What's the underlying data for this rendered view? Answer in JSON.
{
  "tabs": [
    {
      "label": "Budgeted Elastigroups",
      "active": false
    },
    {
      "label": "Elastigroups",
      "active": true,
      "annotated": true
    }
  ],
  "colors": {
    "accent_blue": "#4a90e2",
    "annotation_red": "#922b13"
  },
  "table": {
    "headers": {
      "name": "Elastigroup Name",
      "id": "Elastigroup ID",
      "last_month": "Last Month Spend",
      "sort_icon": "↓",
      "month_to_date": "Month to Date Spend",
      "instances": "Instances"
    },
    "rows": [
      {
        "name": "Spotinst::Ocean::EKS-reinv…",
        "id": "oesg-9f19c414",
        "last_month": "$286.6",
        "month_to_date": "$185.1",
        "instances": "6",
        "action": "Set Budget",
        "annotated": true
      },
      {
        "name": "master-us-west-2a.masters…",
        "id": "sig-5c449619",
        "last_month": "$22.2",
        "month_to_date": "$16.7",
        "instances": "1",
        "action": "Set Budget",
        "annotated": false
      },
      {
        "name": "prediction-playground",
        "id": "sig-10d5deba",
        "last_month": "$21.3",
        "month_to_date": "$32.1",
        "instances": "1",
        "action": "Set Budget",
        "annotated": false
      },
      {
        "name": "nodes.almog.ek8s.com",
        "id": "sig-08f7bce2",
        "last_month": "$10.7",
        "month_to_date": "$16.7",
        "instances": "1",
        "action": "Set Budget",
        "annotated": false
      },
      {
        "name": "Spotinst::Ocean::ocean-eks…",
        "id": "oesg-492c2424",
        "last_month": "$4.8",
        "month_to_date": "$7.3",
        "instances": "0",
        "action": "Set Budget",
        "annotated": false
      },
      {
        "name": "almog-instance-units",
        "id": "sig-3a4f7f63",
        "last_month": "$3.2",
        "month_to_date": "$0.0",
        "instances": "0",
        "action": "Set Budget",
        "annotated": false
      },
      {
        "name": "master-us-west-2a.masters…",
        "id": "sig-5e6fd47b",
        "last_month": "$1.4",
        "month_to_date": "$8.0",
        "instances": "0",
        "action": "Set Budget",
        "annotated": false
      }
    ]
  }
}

•••••

PROBLEM DESCRIPTION: Check each line of the records for the word "Ocean", and show the lines that contain it.

CORRECT RESULT:
        "name": "Spotinst::Ocean::EKS-reinv…",
        "name": "Spotinst::Ocean::ocean-eks…",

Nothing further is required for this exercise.